Data entries
********
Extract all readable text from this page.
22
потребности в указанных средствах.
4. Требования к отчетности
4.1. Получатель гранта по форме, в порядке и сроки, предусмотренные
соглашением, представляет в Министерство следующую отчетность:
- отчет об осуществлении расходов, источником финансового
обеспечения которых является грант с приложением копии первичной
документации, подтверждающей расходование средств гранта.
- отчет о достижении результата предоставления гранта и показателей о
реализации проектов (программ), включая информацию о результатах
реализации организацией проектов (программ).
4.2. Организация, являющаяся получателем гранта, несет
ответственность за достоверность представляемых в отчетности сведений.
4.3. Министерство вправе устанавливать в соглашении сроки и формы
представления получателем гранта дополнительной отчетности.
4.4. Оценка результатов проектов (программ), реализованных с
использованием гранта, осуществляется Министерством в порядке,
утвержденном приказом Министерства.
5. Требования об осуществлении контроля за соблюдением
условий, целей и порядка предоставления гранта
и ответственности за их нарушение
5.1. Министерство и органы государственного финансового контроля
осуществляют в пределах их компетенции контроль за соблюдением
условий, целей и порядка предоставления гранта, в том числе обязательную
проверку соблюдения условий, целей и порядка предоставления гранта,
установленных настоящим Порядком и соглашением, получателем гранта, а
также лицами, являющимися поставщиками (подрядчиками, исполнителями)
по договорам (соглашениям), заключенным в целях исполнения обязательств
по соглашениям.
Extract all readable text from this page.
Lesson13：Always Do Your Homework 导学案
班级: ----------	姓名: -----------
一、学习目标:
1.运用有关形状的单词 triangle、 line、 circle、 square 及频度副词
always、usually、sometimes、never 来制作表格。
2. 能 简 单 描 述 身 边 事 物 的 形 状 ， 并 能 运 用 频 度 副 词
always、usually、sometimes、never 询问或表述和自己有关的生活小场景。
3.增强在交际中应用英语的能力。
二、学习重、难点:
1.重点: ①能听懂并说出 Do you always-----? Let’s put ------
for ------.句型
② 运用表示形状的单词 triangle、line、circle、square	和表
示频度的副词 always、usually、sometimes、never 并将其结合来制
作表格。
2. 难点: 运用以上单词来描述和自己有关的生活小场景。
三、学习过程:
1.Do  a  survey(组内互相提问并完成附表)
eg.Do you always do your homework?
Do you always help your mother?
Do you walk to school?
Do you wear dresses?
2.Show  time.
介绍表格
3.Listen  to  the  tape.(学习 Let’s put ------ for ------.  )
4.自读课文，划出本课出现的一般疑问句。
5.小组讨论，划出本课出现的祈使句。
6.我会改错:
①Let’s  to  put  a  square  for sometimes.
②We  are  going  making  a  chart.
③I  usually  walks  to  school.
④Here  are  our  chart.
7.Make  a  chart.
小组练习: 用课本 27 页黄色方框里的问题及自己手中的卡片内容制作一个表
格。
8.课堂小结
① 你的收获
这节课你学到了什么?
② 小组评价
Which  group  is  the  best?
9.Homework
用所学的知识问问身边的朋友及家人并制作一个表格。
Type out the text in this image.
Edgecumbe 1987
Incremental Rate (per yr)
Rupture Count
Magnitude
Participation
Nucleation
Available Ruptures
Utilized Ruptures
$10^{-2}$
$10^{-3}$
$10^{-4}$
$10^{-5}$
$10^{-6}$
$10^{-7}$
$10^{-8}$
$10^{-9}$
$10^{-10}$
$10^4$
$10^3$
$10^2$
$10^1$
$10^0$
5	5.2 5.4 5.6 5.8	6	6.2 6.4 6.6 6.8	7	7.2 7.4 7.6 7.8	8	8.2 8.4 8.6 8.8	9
********
What to do
From the listing above, reproduce all the lines exactly.

The answer
Extract all readable text from this page.
22
потребности в указанных средствах.
4. Требования к отчетности
4.1. Получатель гранта по форме, в порядке и сроки, предусмотренные
соглашением, представляет в Министерство следующую отчетность:
- отчет об осуществлении расходов, источником финансового
обеспечения которых является грант с приложением копии первичной
документации, подтверждающей расходование средств гранта.
- отчет о достижении результата предоставления гранта и показателей о
реализации проектов (программ), включая информацию о результатах
реализации организацией проектов (программ).
4.2. Организация, являющаяся получателем гранта, несет
ответственность за достоверность представляемых в отчетности сведений.
4.3. Министерство вправе устанавливать в соглашении сроки и формы
представления получателем гранта дополнительной отчетности.
4.4. Оценка результатов проектов (программ), реализованных с
использованием гранта, осуществляется Министерством в порядке,
утвержденном приказом Министерства.
5. Требования об осуществлении контроля за соблюдением
условий, целей и порядка предоставления гранта
и ответственности за их нарушение
5.1. Министерство и органы государственного финансового контроля
осуществляют в пределах их компетенции контроль за соблюдением
условий, целей и порядка предоставления гранта, в том числе обязательную
проверку соблюдения условий, целей и порядка предоставления гранта,
установленных настоящим Порядком и соглашением, получателем гранта, а
также лицами, являющимися поставщиками (подрядчиками, исполнителями)
по договорам (соглашениям), заключенным в целях исполнения обязательств
по соглашениям.
Extract all readable text from this page.
Lesson13：Always Do Your Homework 导学案
班级: ----------	姓名: -----------
一、学习目标:
1.运用有关形状的单词 triangle、 line、 circle、 square 及频度副词
always、usually、sometimes、never 来制作表格。
2. 能 简 单 描 述 身 边 事 物 的 形 状 ， 并 能 运 用 频 度 副 词
always、usually、sometimes、never 询问或表述和自己有关的生活小场景。
3.增强在交际中应用英语的能力。
二、学习重、难点:
1.重点: ①能听懂并说出 Do you always-----? Let’s put ------
for ------.句型
② 运用表示形状的单词 triangle、line、circle、square	和表
示频度的副词 always、usually、sometimes、never 并将其结合来制
作表格。
2. 难点: 运用以上单词来描述和自己有关的生活小场景。
三、学习过程:
1.Do  a  survey(组内互相提问并完成附表)
eg.Do you always do your homework?
Do you always help your mother?
Do you walk to school?
Do you wear dresses?
2.Show  time.
介绍表格
3.Listen  to  the  tape.(学习 Let’s put ------ for ------.  )
4.自读课文，划出本课出现的一般疑问句。
5.小组讨论，划出本课出现的祈使句。
6.我会改错:
①Let’s  to  put  a  square  for sometimes.
②We  are  going  making  a  chart.
③I  usually  walks  to  school.
④Here  are  our  chart.
7.Make  a  chart.
小组练习: 用课本 27 页黄色方框里的问题及自己手中的卡片内容制作一个表
格。
8.课堂小结
① 你的收获
这节课你学到了什么?
② 小组评价
Which  group  is  the  best?
9.Homework
用所学的知识问问身边的朋友及家人并制作一个表格。
Type out the text in this image.
Edgecumbe 1987
Incremental Rate (per yr)
Rupture Count
Magnitude
Participation
Nucleation
Available Ruptures
Utilized Ruptures
$10^{-2}$
$10^{-3}$
$10^{-4}$
$10^{-5}$
$10^{-6}$
$10^{-7}$
$10^{-8}$
$10^{-9}$
$10^{-10}$
$10^4$
$10^3$
$10^2$
$10^1$
$10^0$
5	5.2 5.4 5.6 5.8	6	6.2 6.4 6.6 6.8	7	7.2 7.4 7.6 7.8	8	8.2 8.4 8.6 8.8	9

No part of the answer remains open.